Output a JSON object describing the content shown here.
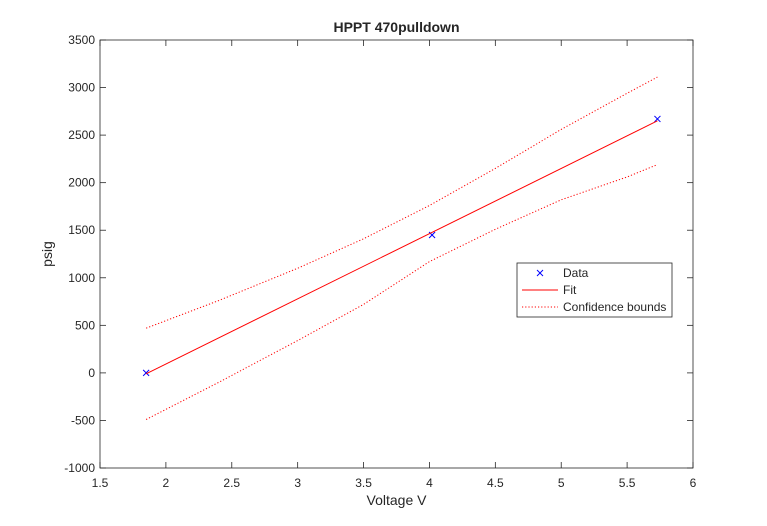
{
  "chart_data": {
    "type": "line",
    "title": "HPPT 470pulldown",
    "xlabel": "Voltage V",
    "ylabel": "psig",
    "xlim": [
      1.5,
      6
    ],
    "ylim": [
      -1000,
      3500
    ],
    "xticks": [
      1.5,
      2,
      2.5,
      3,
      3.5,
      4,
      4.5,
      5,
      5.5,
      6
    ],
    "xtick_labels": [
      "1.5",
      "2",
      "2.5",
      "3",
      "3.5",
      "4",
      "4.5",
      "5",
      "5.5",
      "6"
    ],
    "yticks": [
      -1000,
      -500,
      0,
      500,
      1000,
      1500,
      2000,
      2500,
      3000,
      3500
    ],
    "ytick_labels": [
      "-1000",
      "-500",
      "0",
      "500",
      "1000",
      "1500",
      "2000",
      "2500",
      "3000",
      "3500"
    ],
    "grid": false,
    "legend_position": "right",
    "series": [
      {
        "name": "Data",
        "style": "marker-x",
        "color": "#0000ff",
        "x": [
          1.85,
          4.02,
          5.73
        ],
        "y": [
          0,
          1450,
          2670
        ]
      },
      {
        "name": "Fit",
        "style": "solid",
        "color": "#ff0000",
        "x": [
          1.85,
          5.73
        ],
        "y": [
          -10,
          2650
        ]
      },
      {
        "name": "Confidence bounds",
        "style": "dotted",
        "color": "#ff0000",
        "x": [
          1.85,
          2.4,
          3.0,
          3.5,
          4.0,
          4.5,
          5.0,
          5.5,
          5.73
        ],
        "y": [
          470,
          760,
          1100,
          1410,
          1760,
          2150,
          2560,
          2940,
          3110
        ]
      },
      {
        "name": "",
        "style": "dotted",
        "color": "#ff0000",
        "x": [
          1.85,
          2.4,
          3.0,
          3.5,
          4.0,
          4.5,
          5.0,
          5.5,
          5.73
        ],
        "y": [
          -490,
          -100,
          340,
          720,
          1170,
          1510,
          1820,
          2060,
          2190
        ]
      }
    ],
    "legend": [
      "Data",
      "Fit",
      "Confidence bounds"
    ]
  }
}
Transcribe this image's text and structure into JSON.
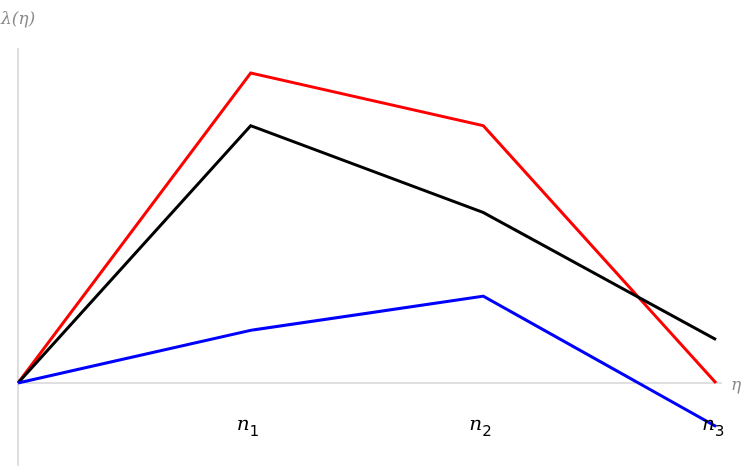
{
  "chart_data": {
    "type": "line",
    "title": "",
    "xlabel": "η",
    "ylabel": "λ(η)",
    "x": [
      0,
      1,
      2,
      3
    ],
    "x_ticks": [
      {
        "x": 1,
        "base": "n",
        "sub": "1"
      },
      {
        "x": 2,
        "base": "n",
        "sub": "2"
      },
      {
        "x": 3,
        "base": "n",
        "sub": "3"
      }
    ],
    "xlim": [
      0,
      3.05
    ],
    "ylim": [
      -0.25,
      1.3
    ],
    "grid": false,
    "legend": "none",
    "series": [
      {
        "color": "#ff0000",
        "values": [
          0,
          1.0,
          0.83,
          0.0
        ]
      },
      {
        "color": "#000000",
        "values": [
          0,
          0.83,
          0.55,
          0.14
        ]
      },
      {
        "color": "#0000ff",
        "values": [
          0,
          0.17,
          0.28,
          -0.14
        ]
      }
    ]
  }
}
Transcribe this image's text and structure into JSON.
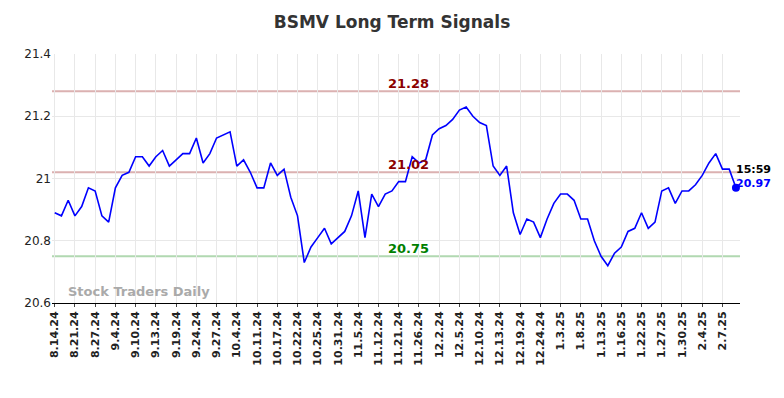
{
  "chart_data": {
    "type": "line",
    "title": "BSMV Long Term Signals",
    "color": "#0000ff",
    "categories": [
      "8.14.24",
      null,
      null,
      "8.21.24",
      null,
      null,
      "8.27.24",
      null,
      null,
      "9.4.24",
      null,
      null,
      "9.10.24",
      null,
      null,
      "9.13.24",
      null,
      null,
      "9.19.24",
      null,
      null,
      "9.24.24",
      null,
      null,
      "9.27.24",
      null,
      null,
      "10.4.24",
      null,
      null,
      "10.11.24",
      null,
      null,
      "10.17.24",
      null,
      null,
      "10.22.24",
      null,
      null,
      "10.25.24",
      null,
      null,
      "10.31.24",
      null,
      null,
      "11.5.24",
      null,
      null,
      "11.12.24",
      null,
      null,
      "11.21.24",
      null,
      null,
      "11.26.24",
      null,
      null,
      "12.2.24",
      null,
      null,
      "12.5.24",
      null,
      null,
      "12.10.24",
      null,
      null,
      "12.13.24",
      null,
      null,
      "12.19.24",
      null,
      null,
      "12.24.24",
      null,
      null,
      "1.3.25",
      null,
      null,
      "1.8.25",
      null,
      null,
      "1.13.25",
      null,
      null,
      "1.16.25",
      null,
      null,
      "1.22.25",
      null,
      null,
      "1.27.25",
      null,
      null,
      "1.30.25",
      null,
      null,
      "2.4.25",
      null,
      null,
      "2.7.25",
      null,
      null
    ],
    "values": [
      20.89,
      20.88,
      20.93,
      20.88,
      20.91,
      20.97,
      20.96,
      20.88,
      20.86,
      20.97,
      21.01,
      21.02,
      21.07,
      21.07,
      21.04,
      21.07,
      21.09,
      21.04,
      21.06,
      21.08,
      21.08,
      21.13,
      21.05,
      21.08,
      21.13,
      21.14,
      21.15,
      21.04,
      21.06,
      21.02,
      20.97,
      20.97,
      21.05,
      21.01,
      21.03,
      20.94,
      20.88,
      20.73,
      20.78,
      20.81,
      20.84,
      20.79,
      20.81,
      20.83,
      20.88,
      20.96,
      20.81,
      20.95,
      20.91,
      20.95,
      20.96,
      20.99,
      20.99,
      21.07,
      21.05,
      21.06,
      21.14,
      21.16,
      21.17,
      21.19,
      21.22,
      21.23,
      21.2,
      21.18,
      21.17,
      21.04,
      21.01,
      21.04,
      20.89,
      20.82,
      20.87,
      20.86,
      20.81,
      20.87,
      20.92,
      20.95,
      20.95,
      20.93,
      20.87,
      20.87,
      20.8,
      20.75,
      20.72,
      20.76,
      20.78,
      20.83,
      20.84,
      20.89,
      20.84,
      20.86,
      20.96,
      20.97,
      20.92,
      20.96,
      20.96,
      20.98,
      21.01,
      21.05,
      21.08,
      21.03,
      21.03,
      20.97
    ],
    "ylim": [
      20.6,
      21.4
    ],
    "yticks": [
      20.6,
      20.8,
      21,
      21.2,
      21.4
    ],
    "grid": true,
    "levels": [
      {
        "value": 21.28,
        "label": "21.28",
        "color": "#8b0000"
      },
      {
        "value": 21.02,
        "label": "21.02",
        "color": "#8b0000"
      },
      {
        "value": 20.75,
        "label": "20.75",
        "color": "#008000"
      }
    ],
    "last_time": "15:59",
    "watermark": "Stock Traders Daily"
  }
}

__DIRECTIONS FOR THIS TASK__. Extract, from the material above, each line holding the word "style".

__TASK RESPONSE__.
        "style": "marker-x",
        "style": "solid",
        "style": "dotted",
        "style": "dotted",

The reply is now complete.